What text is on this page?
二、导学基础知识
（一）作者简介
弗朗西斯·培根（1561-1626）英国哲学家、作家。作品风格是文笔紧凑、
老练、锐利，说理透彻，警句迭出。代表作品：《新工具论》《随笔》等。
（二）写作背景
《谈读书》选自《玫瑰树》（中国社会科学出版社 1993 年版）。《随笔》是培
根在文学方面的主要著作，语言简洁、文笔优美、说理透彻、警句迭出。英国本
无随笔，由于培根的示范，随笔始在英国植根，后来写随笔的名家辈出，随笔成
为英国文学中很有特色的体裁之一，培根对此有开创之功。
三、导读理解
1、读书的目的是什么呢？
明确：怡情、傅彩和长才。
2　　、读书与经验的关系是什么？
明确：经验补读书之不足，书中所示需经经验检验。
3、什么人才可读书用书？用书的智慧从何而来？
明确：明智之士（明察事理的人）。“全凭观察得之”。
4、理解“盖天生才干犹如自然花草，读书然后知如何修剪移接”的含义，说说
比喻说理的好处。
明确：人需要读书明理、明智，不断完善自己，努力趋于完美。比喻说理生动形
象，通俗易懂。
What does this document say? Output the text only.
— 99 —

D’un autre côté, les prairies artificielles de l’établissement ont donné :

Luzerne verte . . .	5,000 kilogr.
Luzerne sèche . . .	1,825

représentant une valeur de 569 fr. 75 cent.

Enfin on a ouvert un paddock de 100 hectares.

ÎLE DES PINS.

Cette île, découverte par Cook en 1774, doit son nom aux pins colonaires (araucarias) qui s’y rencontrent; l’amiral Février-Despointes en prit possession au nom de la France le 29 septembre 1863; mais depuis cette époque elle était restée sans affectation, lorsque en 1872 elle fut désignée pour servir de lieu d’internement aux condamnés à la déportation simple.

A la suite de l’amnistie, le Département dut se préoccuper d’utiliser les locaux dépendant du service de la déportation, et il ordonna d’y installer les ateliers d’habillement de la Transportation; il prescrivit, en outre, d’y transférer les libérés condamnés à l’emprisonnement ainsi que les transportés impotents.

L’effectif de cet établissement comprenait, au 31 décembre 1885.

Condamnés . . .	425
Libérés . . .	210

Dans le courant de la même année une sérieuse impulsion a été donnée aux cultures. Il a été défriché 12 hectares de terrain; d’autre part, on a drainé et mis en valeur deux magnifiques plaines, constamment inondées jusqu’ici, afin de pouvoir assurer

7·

──────

### What the task asks:
Quote the data above in full, changing nothing.

### Result below:
What text is on this page?
二、导学基础知识
（一）作者简介
弗朗西斯·培根（1561-1626）英国哲学家、作家。作品风格是文笔紧凑、
老练、锐利，说理透彻，警句迭出。代表作品：《新工具论》《随笔》等。
（二）写作背景
《谈读书》选自《玫瑰树》（中国社会科学出版社 1993 年版）。《随笔》是培
根在文学方面的主要著作，语言简洁、文笔优美、说理透彻、警句迭出。英国本
无随笔，由于培根的示范，随笔始在英国植根，后来写随笔的名家辈出，随笔成
为英国文学中很有特色的体裁之一，培根对此有开创之功。
三、导读理解
1、读书的目的是什么呢？
明确：怡情、傅彩和长才。
2　　、读书与经验的关系是什么？
明确：经验补读书之不足，书中所示需经经验检验。
3、什么人才可读书用书？用书的智慧从何而来？
明确：明智之士（明察事理的人）。“全凭观察得之”。
4、理解“盖天生才干犹如自然花草，读书然后知如何修剪移接”的含义，说说
比喻说理的好处。
明确：人需要读书明理、明智，不断完善自己，努力趋于完美。比喻说理生动形
象，通俗易懂。
What does this document say? Output the text only.
— 99 —

D’un autre côté, les prairies artificielles de l’établissement ont donné :

Luzerne verte . . .	5,000 kilogr.
Luzerne sèche . . .	1,825

représentant une valeur de 569 fr. 75 cent.

Enfin on a ouvert un paddock de 100 hectares.

ÎLE DES PINS.

Cette île, découverte par Cook en 1774, doit son nom aux pins colonaires (araucarias) qui s’y rencontrent; l’amiral Février-Despointes en prit possession au nom de la France le 29 septembre 1863; mais depuis cette époque elle était restée sans affectation, lorsque en 1872 elle fut désignée pour servir de lieu d’internement aux condamnés à la déportation simple.

A la suite de l’amnistie, le Département dut se préoccuper d’utiliser les locaux dépendant du service de la déportation, et il ordonna d’y installer les ateliers d’habillement de la Transportation; il prescrivit, en outre, d’y transférer les libérés condamnés à l’emprisonnement ainsi que les transportés impotents.

L’effectif de cet établissement comprenait, au 31 décembre 1885.

Condamnés . . .	425
Libérés . . .	210

Dans le courant de la même année une sérieuse impulsion a été donnée aux cultures. Il a été défriché 12 hectares de terrain; d’autre part, on a drainé et mis en valeur deux magnifiques plaines, constamment inondées jusqu’ici, afin de pouvoir assurer

7·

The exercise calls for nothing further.